### The task
If a line in the data below contains the word "Mouse", copy it out.

(Source data begins)

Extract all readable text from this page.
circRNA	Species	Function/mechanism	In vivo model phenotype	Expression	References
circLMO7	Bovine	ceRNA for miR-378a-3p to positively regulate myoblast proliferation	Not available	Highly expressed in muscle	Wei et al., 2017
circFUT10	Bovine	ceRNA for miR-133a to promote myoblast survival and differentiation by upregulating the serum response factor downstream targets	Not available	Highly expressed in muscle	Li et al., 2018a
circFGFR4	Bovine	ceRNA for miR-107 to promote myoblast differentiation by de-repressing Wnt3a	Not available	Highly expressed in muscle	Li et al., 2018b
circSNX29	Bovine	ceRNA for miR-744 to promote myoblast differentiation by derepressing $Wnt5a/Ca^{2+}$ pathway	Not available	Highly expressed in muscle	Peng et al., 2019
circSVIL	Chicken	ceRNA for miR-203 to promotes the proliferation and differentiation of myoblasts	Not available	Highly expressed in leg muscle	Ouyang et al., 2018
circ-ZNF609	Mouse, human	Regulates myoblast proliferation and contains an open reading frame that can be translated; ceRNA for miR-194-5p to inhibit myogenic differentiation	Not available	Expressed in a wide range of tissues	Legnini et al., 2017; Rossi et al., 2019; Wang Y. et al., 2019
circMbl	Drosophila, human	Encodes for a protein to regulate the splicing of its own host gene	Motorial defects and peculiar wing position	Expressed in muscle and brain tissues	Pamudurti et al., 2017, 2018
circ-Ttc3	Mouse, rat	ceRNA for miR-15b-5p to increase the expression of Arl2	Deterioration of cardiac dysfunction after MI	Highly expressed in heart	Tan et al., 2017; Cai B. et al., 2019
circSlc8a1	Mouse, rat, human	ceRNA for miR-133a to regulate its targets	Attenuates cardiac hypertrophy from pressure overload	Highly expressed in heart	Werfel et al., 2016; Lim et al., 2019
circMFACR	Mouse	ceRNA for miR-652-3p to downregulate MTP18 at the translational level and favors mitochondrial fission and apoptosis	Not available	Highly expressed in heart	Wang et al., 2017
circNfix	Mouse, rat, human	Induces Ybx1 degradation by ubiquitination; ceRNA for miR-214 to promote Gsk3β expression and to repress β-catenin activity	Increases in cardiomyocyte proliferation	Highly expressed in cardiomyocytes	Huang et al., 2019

(Source data ends)

### Answer to this task
circ-ZNF609	Mouse, human	Regulates myoblast proliferation and contains an open reading frame that can be translated; ceRNA for miR-194-5p to inhibit myogenic differentiation	Not available	Expressed in a wide range of tissues	Legnini et al., 2017; Rossi et al., 2019; Wang Y. et al., 2019
circ-Ttc3	Mouse, rat	ceRNA for miR-15b-5p to increase the expression of Arl2	Deterioration of cardiac dysfunction after MI	Highly expressed in heart	Tan et al., 2017; Cai B. et al., 2019
circSlc8a1	Mouse, rat, human	ceRNA for miR-133a to regulate its targets	Attenuates cardiac hypertrophy from pressure overload	Highly expressed in heart	Werfel et al., 2016; Lim et al., 2019
circMFACR	Mouse	ceRNA for miR-652-3p to downregulate MTP18 at the translational level and favors mitochondrial fission and apoptosis	Not available	Highly expressed in heart	Wang et al., 2017
circNfix	Mouse, rat, human	Induces Ybx1 degradation by ubiquitination; ceRNA for miR-214 to promote Gsk3β expression and to repress β-catenin activity	Increases in cardiomyocyte proliferation	Highly expressed in cardiomyocytes	Huang et al., 2019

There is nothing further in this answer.